[GIVEN INSTRUCTION] Your answer should be a single number: the count of lines containing "into".

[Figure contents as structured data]
## BEGIN

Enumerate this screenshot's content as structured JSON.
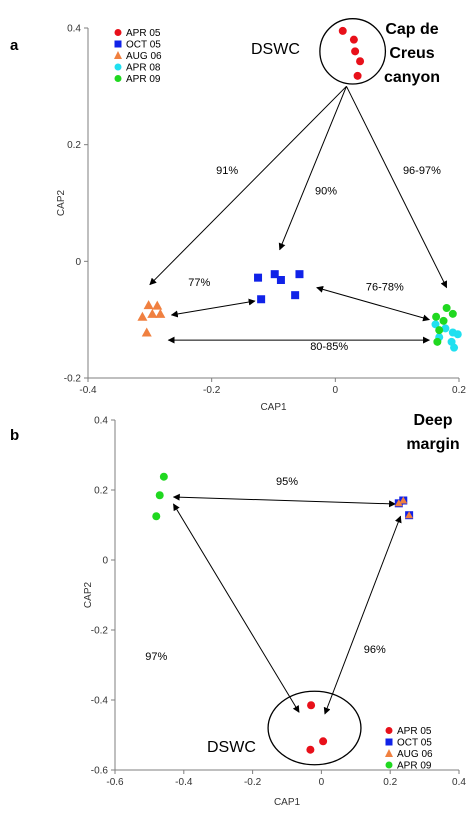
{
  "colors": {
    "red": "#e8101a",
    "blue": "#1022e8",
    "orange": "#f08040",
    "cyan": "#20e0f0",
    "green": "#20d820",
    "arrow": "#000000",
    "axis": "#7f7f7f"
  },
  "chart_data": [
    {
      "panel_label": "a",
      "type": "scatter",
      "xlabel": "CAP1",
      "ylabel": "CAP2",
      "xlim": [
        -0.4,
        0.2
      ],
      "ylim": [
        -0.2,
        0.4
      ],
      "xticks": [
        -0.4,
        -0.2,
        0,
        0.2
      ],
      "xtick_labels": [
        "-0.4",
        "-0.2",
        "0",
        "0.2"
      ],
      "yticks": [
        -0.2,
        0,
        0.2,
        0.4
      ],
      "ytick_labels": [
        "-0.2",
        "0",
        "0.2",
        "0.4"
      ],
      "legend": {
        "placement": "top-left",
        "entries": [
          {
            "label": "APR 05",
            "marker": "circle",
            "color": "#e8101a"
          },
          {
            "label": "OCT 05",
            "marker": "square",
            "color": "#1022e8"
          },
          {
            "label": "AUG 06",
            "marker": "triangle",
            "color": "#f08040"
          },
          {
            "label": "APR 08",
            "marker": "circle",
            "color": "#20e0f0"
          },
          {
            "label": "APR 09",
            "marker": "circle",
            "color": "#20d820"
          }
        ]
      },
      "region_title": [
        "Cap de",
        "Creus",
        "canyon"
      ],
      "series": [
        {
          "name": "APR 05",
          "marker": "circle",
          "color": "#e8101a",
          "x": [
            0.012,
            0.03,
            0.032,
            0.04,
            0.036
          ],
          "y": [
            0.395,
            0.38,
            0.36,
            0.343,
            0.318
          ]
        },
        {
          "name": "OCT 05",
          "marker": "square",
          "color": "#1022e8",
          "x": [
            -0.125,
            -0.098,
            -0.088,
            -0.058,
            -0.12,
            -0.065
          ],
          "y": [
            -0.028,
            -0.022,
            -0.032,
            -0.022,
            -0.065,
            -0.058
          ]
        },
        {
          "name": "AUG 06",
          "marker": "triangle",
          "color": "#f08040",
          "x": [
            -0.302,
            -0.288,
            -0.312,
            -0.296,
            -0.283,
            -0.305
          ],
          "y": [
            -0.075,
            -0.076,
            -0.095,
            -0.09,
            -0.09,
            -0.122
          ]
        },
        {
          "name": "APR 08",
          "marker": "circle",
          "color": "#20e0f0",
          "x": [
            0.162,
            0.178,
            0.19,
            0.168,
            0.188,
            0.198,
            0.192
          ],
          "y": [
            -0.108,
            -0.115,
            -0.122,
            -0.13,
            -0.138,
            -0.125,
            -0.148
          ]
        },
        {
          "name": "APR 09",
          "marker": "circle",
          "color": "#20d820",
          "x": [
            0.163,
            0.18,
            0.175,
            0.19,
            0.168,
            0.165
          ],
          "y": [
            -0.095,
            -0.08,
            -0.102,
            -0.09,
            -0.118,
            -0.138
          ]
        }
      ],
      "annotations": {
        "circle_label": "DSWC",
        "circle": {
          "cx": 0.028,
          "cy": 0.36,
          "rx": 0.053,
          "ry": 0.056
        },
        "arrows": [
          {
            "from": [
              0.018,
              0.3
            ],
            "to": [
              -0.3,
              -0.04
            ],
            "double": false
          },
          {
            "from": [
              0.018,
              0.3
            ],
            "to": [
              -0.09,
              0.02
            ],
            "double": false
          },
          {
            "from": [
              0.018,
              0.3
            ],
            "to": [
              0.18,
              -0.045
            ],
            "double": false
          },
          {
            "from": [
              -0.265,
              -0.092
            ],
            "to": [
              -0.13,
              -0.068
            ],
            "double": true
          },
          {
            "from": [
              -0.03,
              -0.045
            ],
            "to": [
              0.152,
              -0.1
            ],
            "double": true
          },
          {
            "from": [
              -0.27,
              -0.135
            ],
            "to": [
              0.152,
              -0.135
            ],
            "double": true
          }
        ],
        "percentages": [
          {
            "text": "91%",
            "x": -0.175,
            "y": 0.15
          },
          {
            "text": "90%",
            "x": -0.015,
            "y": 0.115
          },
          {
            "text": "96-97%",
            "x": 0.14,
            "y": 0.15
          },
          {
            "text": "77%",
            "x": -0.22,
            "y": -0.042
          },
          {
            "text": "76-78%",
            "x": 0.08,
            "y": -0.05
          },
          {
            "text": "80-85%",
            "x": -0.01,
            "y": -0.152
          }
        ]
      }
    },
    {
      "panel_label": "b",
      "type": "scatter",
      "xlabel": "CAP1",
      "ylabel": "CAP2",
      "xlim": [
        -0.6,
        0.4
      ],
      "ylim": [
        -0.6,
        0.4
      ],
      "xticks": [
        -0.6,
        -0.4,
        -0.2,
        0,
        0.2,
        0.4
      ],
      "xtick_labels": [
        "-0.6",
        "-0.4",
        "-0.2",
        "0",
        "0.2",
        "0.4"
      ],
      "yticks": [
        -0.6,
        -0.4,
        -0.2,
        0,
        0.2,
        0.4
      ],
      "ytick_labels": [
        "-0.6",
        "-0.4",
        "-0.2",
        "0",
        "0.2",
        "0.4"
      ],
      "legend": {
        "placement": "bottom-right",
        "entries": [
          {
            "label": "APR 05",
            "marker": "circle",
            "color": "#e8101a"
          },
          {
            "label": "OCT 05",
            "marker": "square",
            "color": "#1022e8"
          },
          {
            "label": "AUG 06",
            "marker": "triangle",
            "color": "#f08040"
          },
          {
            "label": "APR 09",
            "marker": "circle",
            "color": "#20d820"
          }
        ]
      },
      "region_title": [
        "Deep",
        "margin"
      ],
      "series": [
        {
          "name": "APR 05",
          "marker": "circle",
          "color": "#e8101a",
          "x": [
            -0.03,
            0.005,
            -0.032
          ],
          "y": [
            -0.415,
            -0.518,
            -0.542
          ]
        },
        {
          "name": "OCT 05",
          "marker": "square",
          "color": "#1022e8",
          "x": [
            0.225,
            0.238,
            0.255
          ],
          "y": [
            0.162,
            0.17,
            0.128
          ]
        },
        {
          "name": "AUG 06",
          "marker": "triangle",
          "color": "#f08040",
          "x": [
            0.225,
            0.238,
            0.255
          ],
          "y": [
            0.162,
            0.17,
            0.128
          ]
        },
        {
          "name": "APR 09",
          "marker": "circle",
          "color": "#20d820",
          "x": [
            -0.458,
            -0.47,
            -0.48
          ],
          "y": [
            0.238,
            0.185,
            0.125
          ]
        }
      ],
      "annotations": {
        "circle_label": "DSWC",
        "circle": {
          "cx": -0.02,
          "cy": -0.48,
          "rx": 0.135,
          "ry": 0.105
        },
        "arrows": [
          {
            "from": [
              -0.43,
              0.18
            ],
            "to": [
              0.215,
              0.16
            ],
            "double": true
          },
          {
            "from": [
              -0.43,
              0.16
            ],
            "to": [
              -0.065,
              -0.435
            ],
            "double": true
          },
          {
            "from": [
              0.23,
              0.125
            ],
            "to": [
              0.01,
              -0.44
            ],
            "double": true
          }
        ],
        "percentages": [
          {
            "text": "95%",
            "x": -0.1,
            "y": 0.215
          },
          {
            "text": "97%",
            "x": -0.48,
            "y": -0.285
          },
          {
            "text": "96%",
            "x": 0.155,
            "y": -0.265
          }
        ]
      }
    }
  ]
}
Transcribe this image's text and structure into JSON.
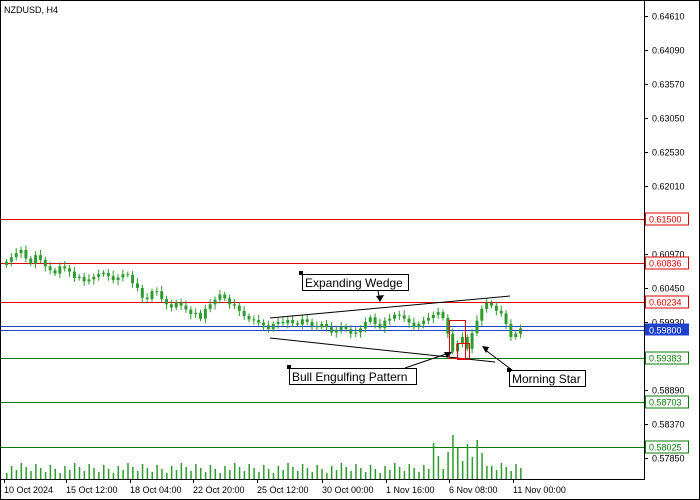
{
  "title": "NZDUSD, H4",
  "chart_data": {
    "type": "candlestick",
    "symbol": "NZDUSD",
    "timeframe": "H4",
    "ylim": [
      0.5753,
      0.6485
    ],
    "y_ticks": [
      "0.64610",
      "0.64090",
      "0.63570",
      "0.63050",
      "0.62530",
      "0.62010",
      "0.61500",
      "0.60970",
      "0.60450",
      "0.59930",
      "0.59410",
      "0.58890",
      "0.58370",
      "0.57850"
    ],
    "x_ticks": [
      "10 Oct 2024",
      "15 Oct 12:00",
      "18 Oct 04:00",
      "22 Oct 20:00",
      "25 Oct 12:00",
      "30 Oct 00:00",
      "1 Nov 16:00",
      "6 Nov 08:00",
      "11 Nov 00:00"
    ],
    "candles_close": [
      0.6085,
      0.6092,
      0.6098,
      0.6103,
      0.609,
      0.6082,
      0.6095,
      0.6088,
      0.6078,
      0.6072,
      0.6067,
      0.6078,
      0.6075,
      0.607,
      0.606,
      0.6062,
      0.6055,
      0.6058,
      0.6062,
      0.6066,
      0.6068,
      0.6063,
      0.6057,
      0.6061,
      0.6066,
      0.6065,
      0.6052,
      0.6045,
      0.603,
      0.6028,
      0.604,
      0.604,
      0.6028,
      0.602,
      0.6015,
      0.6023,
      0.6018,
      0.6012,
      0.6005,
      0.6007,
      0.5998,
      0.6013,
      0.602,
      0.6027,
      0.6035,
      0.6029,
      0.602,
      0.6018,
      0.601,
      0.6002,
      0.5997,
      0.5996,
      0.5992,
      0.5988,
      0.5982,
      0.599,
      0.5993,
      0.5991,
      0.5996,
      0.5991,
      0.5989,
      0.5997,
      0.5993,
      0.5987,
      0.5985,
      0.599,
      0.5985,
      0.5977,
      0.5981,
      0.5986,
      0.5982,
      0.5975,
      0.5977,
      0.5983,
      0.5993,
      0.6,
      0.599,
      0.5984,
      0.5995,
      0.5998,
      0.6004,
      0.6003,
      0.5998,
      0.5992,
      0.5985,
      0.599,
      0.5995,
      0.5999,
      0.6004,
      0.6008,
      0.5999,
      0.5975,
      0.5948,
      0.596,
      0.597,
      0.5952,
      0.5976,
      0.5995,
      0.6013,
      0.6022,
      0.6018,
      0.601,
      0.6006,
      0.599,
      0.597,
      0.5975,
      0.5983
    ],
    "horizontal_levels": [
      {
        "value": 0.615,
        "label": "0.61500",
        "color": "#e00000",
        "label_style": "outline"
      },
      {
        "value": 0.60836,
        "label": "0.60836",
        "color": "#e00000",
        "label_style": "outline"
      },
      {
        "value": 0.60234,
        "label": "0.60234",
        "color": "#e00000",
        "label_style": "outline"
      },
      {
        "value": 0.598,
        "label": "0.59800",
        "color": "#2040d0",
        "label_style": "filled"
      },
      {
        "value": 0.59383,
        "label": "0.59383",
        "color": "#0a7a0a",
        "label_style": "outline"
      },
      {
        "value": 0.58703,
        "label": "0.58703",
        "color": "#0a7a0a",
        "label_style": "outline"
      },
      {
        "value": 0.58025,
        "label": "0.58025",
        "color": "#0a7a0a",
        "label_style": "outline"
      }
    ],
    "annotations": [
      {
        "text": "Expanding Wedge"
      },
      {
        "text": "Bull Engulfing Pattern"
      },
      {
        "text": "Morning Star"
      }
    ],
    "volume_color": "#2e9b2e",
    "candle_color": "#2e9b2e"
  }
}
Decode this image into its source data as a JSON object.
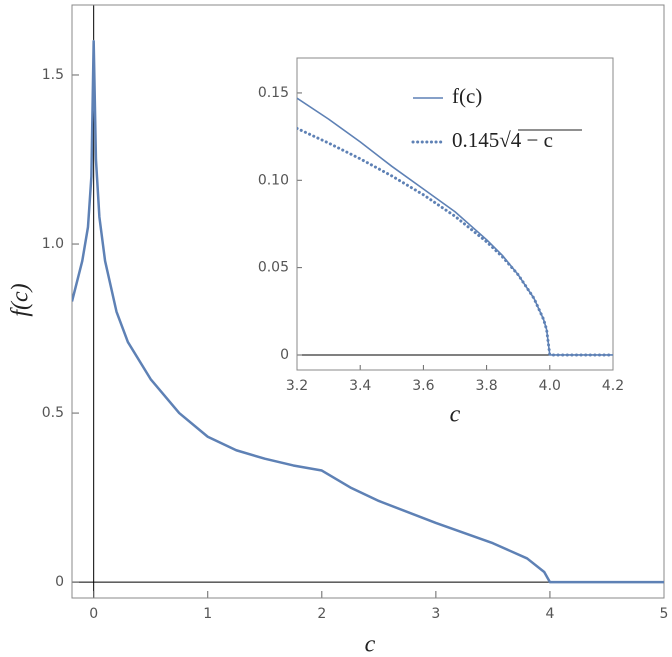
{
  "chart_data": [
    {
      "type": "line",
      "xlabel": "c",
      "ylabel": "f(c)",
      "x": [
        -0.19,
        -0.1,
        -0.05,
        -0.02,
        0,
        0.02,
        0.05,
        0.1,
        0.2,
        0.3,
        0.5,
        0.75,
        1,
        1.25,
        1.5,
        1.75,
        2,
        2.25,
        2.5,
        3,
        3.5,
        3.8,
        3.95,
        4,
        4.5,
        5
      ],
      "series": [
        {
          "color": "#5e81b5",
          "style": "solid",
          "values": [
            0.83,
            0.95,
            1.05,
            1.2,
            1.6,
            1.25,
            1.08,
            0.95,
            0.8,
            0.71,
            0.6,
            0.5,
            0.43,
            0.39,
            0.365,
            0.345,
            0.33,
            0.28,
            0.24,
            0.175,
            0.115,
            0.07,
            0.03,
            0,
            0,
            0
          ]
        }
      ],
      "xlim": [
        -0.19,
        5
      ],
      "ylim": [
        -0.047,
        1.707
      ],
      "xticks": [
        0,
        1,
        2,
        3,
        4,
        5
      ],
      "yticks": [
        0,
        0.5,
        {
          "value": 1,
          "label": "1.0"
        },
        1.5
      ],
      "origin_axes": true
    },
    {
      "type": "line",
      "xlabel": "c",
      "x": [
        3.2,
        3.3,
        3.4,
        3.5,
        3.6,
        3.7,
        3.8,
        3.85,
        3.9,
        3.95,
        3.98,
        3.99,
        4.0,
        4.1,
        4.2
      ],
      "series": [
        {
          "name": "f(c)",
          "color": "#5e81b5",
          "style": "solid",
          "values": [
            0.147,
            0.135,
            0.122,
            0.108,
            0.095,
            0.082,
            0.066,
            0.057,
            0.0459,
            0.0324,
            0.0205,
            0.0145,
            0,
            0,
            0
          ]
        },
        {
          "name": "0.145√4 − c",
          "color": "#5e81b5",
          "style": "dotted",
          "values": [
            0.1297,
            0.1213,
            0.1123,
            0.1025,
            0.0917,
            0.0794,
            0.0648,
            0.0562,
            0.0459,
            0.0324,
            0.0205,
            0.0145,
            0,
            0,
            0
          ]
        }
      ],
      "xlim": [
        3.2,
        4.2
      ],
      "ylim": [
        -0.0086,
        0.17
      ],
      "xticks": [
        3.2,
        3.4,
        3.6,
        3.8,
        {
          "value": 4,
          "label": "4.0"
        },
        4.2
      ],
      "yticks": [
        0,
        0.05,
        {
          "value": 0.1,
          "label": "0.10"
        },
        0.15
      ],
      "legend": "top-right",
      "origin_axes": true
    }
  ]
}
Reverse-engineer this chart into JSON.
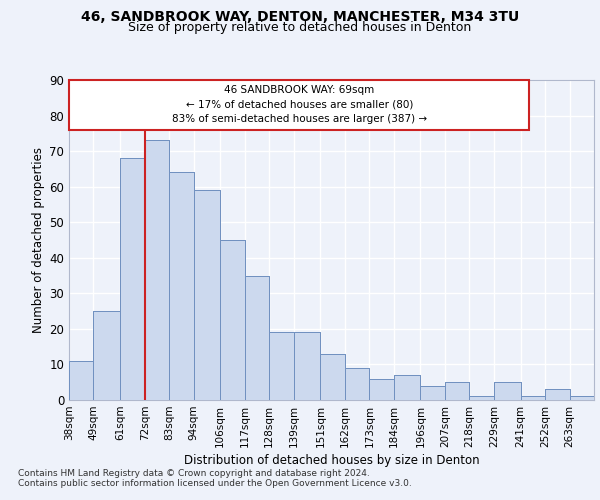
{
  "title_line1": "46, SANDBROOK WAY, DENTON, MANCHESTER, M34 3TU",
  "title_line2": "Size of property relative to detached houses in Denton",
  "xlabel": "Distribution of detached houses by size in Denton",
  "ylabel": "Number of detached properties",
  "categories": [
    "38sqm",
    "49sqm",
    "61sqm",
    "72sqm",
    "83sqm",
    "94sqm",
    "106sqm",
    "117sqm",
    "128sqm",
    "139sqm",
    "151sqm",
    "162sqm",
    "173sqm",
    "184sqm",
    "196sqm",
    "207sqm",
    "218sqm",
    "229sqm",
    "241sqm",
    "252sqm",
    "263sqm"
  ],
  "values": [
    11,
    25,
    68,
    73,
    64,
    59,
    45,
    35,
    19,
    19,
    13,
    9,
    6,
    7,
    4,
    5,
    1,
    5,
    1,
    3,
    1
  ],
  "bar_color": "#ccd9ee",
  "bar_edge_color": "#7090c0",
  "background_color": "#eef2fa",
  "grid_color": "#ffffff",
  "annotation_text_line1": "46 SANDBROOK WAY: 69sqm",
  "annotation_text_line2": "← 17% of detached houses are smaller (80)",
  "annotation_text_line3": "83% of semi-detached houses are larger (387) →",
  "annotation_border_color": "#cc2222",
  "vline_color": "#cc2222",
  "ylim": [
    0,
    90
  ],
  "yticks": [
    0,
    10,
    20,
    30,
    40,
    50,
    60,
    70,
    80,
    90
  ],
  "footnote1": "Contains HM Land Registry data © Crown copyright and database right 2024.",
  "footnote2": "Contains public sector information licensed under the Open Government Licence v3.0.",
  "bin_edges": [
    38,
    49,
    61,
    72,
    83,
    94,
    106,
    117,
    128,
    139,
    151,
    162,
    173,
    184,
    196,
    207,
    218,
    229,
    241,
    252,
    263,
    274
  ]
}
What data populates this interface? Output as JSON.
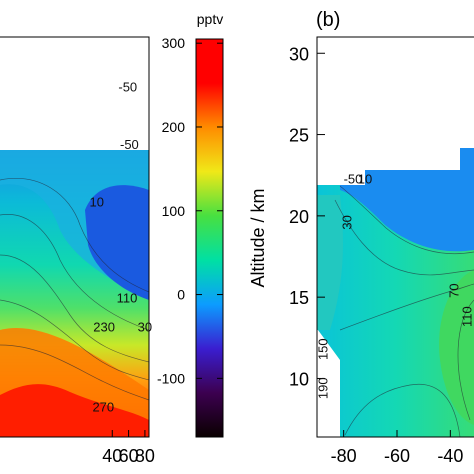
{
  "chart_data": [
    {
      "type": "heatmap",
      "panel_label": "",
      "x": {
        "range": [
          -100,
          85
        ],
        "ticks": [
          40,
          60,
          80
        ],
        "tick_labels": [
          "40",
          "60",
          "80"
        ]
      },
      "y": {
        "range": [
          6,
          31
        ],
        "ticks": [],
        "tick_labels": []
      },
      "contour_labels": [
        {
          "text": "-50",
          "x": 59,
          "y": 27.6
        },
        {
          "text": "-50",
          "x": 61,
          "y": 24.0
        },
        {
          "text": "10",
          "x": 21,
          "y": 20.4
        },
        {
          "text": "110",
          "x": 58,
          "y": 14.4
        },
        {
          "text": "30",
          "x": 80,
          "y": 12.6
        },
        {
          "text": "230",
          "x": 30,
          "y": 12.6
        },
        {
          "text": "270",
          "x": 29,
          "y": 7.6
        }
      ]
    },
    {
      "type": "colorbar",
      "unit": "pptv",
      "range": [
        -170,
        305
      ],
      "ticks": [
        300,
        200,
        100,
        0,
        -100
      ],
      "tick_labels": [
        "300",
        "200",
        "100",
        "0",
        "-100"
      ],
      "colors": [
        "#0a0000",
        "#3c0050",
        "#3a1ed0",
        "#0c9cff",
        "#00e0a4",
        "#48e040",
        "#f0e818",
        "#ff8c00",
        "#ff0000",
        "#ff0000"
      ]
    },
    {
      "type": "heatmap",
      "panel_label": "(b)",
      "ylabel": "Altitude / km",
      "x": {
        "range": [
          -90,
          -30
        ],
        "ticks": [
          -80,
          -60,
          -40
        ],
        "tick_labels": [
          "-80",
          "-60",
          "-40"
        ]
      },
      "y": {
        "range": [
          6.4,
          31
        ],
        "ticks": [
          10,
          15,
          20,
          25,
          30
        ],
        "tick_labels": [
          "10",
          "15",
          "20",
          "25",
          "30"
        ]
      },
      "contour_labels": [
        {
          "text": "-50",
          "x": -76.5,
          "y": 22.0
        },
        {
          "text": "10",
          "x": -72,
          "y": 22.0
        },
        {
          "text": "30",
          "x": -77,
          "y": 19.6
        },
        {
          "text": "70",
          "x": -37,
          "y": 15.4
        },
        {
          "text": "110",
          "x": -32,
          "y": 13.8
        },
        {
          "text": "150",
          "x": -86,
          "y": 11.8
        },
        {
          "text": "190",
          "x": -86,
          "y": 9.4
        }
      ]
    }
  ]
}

## END

[EXERCISE SOLUTION] 3